__THE REQUEST__: Go through the lines below. Copy those with "this".

begin EXERCISE INPUTS

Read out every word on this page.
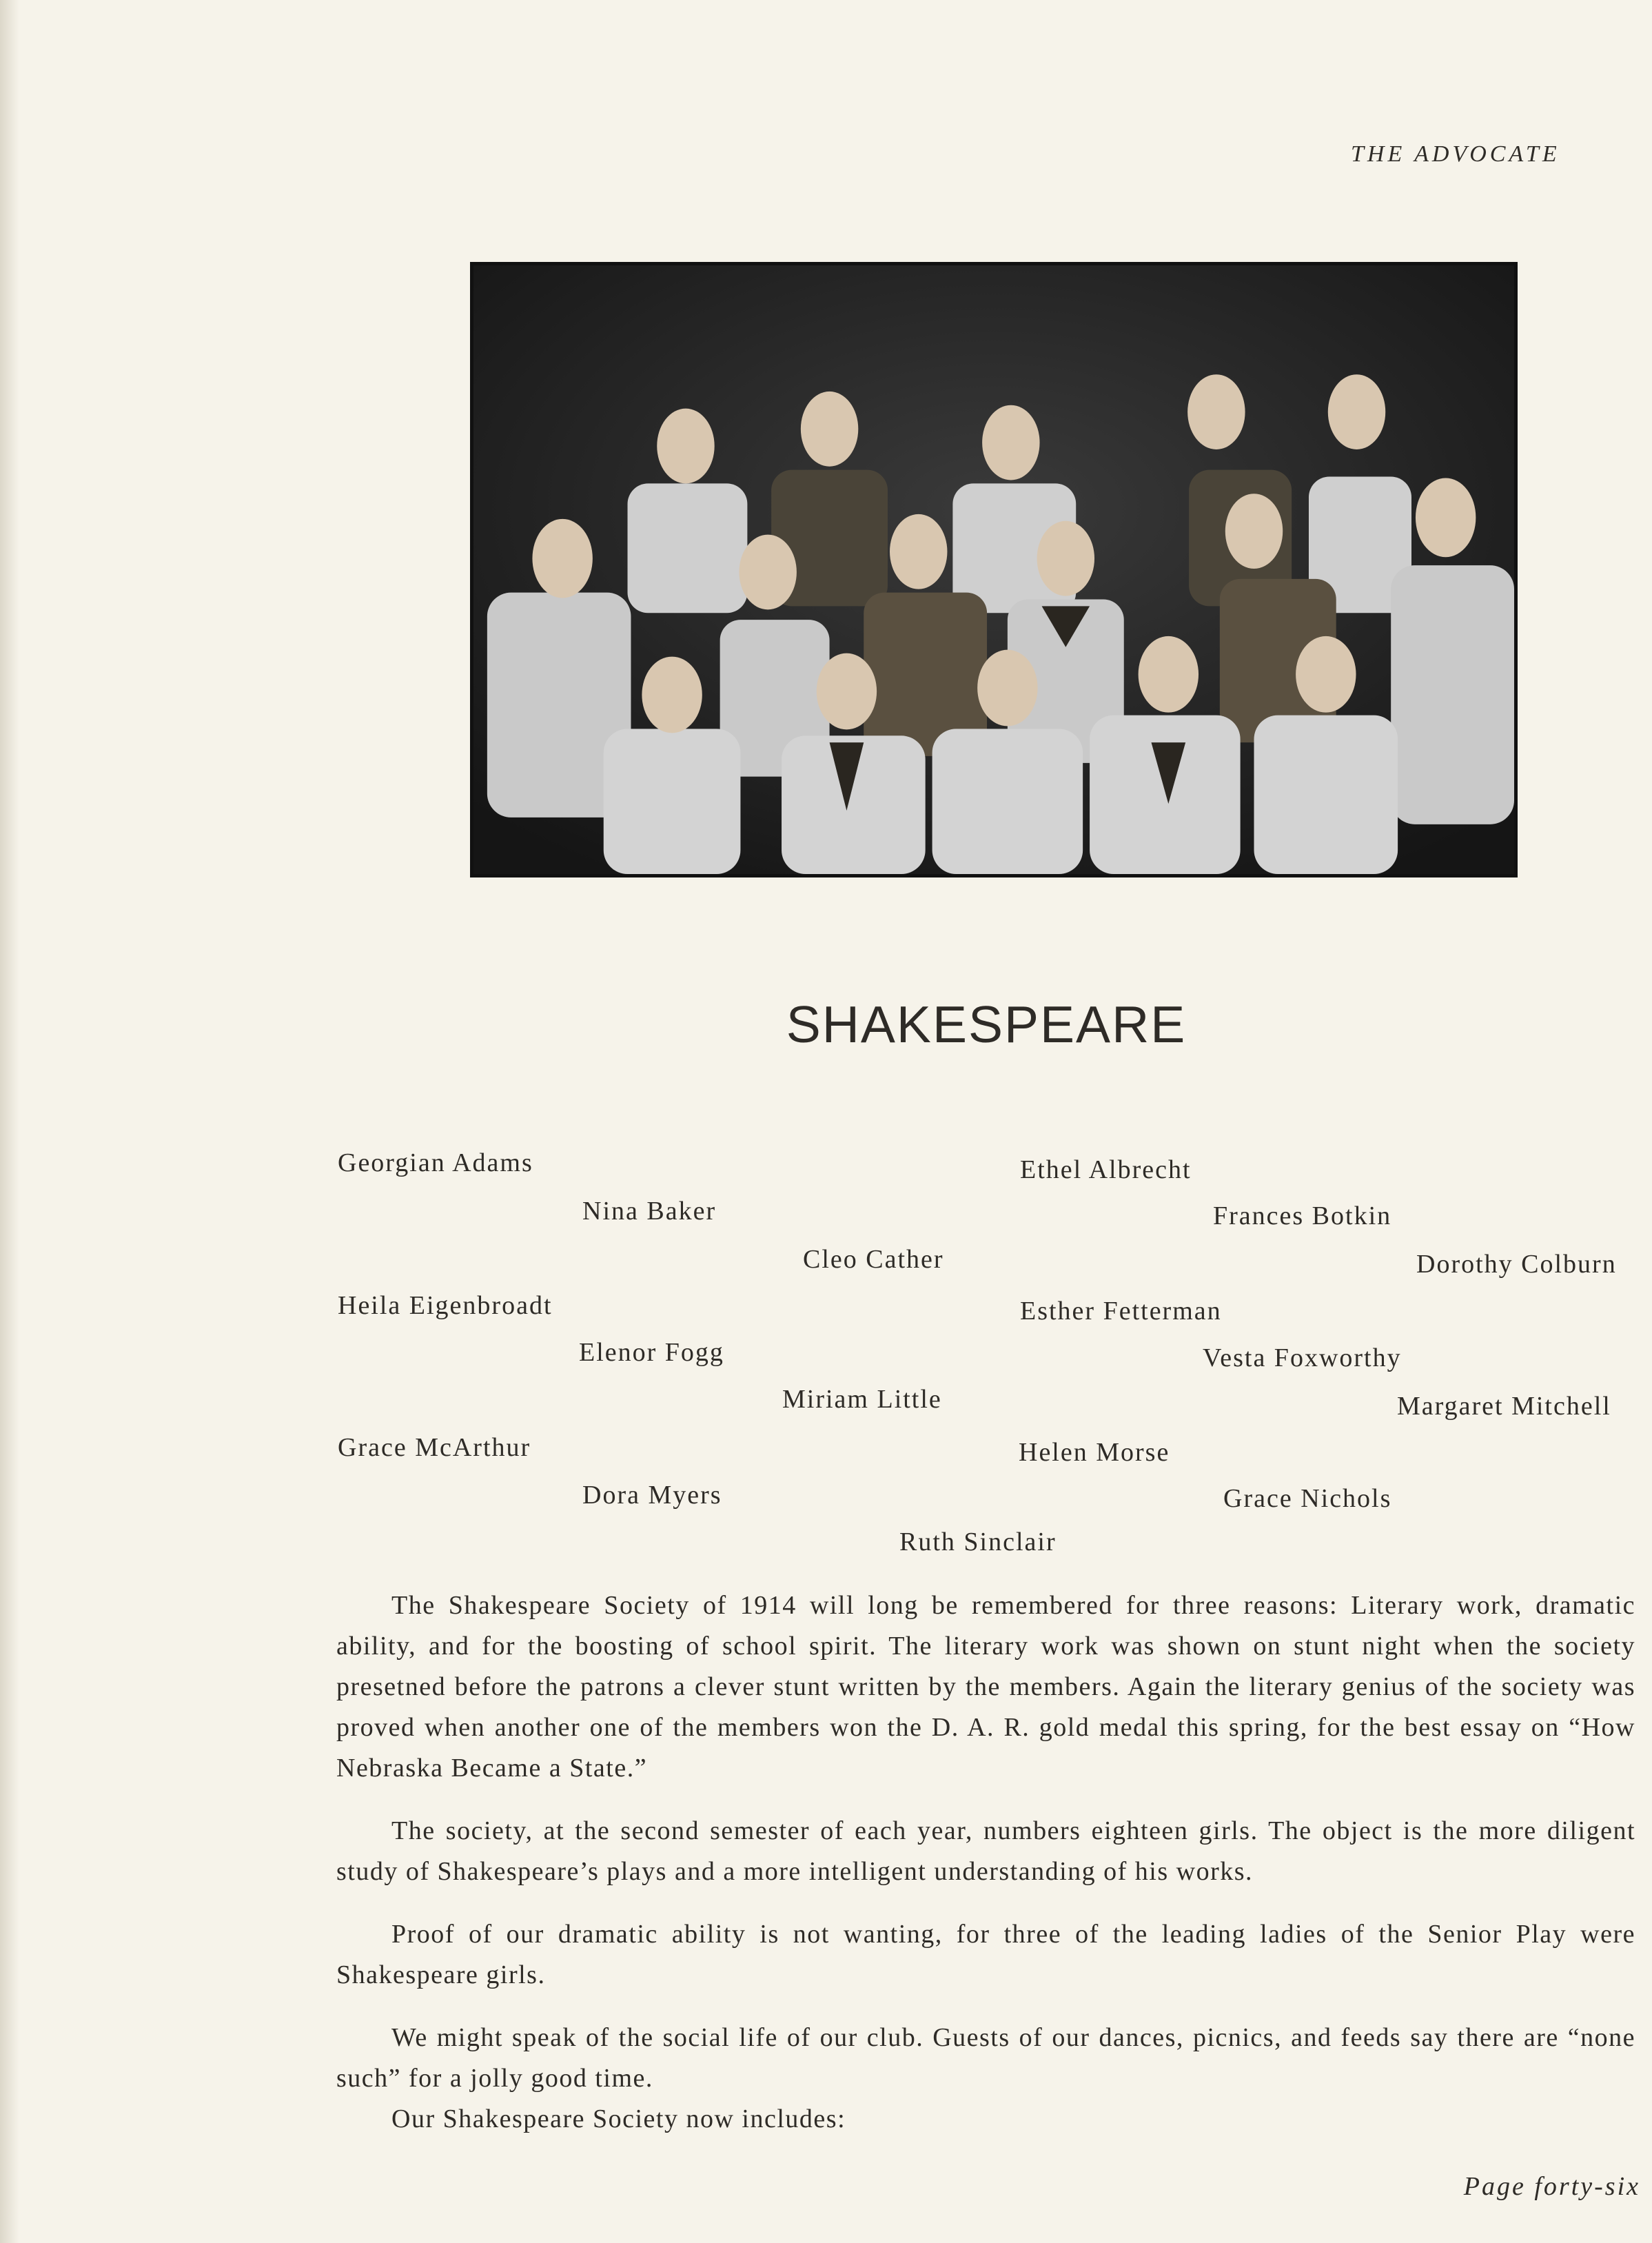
THE ADVOCATE
SHAKESPEARE
Georgian Adams	Ethel Albrecht
Nina Baker	Frances Botkin
Cleo Cather	Dorothy Colburn
Heila Eigenbroadt	Esther Fetterman
Elenor Fogg	Vesta Foxworthy
Miriam Little	Margaret Mitchell
Grace McArthur	Helen Morse
Dora Myers	Grace Nichols
Ruth Sinclair

The Shakespeare Society of 1914 will long be remembered for three reasons: Literary work, dramatic ability, and for the boosting of school spirit. The literary work was shown on stunt night when the society presetned before the patrons a clever stunt written by the members. Again the literary genius of the society was proved when another one of the members won the D. A. R. gold medal this spring, for the best essay on “How Nebraska Became a State.”

The society, at the second semester of each year, numbers eighteen girls. The object is the more diligent study of Shakespeare’s plays and a more intelligent understanding of his works.

Proof of our dramatic ability is not wanting, for three of the leading ladies of the Senior Play were Shakespeare girls.

We might speak of the social life of our club. Guests of our dances, picnics, and feeds say there are “none such” for a jolly good time.

Our Shakespeare Society now includes:

Page forty-six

end EXERCISE INPUTS

__CORRECT RESULT__:
Read out every word on this page.
The Shakespeare Society of 1914 will long be remembered for three reasons: Literary work, dramatic ability, and for the boosting of school spirit. The literary work was shown on stunt night when the society presetned before the patrons a clever stunt written by the members. Again the literary genius of the society was proved when another one of the members won the D. A. R. gold medal this spring, for the best essay on “How Nebraska Became a State.”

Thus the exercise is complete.